--- start of DATA EXCERPTS ---

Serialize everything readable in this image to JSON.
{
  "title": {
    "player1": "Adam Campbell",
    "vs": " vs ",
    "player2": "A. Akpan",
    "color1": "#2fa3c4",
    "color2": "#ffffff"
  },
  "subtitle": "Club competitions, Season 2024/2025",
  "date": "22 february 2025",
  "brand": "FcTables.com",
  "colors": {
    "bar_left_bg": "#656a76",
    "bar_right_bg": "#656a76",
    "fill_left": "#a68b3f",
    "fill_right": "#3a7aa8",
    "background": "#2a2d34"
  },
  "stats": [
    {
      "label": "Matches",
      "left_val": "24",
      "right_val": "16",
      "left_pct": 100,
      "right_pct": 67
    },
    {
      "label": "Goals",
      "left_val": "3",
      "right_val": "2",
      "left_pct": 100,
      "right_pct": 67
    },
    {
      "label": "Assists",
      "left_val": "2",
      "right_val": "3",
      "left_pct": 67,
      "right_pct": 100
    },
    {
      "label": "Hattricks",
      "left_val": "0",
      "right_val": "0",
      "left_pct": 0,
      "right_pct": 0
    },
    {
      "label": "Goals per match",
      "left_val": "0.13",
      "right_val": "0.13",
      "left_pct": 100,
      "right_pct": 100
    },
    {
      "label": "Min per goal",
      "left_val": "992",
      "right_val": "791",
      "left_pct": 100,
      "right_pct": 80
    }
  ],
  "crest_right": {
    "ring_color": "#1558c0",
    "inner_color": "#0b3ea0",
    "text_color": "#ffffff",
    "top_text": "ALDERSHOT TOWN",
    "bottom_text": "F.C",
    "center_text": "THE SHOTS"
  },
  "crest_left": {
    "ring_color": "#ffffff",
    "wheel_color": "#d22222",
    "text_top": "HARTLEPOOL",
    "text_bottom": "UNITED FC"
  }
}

--- end of DATA EXCERPTS ---

## EXERCISE REQUIREMENTS
Transcribe every entry exactly.

## TASK OUTPUT
Serialize everything readable in this image to JSON.
{
  "title": {
    "player1": "Adam Campbell",
    "vs": " vs ",
    "player2": "A. Akpan",
    "color1": "#2fa3c4",
    "color2": "#ffffff"
  },
  "subtitle": "Club competitions, Season 2024/2025",
  "date": "22 february 2025",
  "brand": "FcTables.com",
  "colors": {
    "bar_left_bg": "#656a76",
    "bar_right_bg": "#656a76",
    "fill_left": "#a68b3f",
    "fill_right": "#3a7aa8",
    "background": "#2a2d34"
  },
  "stats": [
    {
      "label": "Matches",
      "left_val": "24",
      "right_val": "16",
      "left_pct": 100,
      "right_pct": 67
    },
    {
      "label": "Goals",
      "left_val": "3",
      "right_val": "2",
      "left_pct": 100,
      "right_pct": 67
    },
    {
      "label": "Assists",
      "left_val": "2",
      "right_val": "3",
      "left_pct": 67,
      "right_pct": 100
    },
    {
      "label": "Hattricks",
      "left_val": "0",
      "right_val": "0",
      "left_pct": 0,
      "right_pct": 0
    },
    {
      "label": "Goals per match",
      "left_val": "0.13",
      "right_val": "0.13",
      "left_pct": 100,
      "right_pct": 100
    },
    {
      "label": "Min per goal",
      "left_val": "992",
      "right_val": "791",
      "left_pct": 100,
      "right_pct": 80
    }
  ],
  "crest_right": {
    "ring_color": "#1558c0",
    "inner_color": "#0b3ea0",
    "text_color": "#ffffff",
    "top_text": "ALDERSHOT TOWN",
    "bottom_text": "F.C",
    "center_text": "THE SHOTS"
  },
  "crest_left": {
    "ring_color": "#ffffff",
    "wheel_color": "#d22222",
    "text_top": "HARTLEPOOL",
    "text_bottom": "UNITED FC"
  }
}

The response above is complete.